> **Written instruction**:
Track down the lines that contain "xlabel" and copy them.

> **Entries provided**:
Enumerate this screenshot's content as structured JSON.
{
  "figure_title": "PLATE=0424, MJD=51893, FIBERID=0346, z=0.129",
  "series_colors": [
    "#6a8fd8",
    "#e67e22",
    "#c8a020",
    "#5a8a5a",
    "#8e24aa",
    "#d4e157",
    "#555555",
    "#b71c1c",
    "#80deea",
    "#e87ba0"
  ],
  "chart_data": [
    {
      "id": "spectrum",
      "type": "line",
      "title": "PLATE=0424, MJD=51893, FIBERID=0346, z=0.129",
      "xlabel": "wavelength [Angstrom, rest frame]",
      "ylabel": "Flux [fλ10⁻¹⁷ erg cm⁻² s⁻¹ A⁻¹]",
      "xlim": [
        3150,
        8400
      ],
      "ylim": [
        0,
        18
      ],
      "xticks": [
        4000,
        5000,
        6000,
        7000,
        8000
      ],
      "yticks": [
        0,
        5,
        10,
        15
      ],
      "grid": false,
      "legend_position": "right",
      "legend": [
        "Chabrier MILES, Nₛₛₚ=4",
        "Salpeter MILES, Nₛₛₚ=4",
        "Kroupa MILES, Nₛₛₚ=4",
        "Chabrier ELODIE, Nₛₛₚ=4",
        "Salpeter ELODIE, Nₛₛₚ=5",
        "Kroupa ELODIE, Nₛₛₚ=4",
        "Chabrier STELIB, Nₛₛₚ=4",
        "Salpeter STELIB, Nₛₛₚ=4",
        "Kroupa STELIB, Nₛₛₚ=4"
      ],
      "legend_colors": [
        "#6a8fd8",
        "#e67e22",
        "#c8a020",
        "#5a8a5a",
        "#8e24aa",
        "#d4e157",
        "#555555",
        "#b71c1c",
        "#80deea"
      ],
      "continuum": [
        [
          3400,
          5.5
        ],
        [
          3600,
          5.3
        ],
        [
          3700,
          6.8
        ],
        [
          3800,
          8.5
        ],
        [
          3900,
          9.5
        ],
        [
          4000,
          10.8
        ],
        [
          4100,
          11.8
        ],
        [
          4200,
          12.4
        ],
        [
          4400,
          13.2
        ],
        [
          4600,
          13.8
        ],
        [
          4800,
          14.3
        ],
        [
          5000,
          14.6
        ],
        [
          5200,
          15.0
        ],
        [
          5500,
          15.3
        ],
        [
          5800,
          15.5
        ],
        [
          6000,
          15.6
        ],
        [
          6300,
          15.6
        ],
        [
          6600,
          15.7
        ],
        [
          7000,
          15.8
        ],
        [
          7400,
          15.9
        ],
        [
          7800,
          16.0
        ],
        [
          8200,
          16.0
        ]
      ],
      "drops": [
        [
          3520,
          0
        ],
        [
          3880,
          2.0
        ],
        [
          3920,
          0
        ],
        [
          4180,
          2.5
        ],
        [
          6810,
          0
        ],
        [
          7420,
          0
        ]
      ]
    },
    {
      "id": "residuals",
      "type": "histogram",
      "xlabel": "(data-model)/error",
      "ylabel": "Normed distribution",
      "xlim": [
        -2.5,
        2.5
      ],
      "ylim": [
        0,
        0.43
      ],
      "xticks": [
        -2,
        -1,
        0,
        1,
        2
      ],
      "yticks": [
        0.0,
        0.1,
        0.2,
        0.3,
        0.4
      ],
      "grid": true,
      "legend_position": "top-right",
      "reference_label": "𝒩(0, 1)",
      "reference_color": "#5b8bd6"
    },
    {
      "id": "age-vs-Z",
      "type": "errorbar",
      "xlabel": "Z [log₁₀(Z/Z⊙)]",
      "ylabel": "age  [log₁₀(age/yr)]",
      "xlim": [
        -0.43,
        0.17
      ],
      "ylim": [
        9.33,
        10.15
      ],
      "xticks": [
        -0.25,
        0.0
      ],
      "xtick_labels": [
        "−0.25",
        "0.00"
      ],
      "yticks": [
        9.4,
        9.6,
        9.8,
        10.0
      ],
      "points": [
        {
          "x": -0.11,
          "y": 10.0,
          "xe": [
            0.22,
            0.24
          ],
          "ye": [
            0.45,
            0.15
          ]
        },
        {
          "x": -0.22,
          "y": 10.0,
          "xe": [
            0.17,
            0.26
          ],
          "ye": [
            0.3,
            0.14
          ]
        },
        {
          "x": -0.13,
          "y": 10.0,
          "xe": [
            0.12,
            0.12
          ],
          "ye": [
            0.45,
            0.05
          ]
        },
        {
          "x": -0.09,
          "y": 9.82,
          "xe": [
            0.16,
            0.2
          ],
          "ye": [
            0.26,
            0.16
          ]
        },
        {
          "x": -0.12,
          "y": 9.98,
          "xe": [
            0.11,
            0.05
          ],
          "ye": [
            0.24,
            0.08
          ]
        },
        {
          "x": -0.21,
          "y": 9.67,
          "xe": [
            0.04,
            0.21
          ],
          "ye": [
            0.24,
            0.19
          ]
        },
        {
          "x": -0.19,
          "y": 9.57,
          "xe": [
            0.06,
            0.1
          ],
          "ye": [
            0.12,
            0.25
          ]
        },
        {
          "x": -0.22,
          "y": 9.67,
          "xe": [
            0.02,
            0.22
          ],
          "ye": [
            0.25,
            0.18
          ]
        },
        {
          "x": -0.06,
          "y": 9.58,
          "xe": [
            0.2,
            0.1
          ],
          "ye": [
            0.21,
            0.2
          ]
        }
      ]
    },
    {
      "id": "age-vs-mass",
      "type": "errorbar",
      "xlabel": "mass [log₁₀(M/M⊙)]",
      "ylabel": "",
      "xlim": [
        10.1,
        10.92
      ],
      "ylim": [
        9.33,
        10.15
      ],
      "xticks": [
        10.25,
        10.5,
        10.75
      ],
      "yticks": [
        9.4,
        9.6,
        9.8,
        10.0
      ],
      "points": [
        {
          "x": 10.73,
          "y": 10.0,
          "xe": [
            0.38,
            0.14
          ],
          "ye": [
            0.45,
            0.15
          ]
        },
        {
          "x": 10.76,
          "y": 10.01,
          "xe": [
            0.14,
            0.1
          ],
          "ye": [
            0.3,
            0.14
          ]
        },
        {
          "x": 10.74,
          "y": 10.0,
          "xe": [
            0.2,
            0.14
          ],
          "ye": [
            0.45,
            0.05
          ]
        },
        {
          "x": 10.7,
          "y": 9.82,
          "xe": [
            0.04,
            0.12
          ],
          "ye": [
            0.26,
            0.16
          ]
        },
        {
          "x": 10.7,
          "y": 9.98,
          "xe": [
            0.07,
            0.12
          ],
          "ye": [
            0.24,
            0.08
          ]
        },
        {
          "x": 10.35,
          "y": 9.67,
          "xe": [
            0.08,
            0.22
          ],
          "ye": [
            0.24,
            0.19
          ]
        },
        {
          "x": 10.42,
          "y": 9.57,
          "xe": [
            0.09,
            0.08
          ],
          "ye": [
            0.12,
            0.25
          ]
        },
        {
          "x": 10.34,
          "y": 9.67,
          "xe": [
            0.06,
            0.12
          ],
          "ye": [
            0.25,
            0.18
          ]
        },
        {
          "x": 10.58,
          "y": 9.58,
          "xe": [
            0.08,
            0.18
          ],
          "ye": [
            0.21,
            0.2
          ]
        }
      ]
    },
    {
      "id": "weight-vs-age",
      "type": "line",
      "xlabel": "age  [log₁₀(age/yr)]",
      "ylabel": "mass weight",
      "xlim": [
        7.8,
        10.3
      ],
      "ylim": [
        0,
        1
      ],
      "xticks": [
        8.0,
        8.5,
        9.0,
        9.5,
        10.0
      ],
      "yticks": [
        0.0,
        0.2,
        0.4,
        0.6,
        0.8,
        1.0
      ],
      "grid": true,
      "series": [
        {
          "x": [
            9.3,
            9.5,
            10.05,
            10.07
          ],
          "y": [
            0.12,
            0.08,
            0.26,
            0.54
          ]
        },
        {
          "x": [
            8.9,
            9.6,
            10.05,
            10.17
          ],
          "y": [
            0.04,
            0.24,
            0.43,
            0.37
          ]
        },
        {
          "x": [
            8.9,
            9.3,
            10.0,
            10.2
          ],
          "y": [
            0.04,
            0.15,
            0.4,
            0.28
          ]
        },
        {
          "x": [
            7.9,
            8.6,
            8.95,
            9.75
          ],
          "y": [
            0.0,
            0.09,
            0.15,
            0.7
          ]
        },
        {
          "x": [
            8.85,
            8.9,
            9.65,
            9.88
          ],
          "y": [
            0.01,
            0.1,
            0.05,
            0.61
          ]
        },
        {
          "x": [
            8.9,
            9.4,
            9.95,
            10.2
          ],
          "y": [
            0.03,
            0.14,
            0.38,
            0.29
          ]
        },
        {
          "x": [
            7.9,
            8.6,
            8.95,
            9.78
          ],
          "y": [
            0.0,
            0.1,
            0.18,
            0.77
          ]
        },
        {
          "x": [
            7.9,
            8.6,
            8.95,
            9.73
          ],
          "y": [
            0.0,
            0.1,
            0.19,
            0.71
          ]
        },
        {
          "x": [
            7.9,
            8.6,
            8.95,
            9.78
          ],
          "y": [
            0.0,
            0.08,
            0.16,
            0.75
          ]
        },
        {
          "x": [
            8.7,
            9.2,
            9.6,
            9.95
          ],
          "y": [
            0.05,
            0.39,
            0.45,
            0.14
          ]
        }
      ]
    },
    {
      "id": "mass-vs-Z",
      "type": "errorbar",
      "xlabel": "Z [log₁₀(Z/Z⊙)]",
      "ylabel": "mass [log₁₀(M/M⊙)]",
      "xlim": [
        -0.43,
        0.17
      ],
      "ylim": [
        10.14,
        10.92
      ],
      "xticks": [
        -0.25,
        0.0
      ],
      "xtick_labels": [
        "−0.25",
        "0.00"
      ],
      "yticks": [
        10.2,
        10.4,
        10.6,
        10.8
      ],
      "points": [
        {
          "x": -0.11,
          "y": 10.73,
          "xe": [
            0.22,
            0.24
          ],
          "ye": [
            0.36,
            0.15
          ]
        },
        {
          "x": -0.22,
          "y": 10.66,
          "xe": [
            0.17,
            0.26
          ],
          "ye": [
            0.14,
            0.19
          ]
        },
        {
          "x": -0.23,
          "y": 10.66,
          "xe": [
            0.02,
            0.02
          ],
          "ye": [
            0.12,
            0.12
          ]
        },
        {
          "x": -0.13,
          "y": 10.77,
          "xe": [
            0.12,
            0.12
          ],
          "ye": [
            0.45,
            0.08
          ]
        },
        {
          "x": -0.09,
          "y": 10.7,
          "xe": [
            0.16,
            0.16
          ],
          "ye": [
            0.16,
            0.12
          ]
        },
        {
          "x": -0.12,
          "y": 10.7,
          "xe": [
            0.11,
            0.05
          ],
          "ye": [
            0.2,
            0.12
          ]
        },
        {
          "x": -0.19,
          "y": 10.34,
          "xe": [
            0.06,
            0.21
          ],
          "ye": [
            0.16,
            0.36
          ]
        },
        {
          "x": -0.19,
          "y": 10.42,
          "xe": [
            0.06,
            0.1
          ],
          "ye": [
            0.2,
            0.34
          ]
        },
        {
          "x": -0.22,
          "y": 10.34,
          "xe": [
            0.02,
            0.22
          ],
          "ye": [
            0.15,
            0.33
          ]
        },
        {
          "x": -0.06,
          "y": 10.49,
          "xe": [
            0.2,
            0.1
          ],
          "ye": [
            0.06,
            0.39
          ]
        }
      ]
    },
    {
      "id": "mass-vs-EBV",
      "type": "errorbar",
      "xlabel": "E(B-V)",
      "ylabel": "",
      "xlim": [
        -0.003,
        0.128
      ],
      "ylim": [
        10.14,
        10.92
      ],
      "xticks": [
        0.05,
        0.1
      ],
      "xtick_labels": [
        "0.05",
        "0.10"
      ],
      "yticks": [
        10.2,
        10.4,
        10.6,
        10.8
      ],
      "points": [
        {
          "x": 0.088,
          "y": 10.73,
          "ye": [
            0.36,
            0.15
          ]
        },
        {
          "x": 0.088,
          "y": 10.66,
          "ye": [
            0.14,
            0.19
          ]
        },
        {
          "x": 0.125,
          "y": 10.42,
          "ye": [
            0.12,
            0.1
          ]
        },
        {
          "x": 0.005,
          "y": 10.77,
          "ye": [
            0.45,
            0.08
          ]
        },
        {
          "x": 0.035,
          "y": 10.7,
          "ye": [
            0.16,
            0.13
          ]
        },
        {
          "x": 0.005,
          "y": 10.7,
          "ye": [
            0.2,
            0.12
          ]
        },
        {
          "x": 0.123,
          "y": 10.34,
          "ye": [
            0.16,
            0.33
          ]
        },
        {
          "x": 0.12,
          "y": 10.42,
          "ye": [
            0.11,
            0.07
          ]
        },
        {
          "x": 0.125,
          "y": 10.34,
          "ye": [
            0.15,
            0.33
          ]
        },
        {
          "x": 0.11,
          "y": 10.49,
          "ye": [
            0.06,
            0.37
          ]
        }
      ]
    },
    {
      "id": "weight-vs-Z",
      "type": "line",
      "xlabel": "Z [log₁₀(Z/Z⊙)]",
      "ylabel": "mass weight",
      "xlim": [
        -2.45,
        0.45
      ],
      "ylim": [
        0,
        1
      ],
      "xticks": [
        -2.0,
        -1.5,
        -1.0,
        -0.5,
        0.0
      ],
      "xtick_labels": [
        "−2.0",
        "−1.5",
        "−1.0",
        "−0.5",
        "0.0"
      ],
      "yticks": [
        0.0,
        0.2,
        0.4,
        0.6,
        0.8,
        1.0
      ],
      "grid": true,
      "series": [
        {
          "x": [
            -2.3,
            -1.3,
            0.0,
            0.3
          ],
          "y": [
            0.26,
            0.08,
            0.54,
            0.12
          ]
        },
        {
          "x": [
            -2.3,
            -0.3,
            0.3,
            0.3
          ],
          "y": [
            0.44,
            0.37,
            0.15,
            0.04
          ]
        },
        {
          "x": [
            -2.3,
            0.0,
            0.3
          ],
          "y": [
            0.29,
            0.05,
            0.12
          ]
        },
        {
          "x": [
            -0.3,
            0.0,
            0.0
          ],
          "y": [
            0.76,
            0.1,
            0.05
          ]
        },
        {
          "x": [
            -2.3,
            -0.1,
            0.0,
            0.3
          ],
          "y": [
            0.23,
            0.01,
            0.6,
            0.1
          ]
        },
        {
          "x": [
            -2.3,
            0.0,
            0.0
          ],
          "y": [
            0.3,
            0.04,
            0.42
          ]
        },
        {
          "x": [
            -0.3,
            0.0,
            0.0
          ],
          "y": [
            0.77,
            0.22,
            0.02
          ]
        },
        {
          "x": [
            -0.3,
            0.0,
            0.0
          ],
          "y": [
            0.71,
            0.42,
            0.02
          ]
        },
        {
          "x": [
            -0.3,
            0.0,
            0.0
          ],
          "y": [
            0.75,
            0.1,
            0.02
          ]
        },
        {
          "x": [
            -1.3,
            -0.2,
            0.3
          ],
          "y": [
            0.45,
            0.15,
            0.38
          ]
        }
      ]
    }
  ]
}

> **The answer**:
      "xlabel": "wavelength [Angstrom, rest frame]",
      "xlabel": "(data-model)/error",
      "xlabel": "Z [log₁₀(Z/Z⊙)]",
      "xlabel": "mass [log₁₀(M/M⊙)]",
      "xlabel": "age  [log₁₀(age/yr)]",
      "xlabel": "Z [log₁₀(Z/Z⊙)]",
      "xlabel": "E(B-V)",
      "xlabel": "Z [log₁₀(Z/Z⊙)]",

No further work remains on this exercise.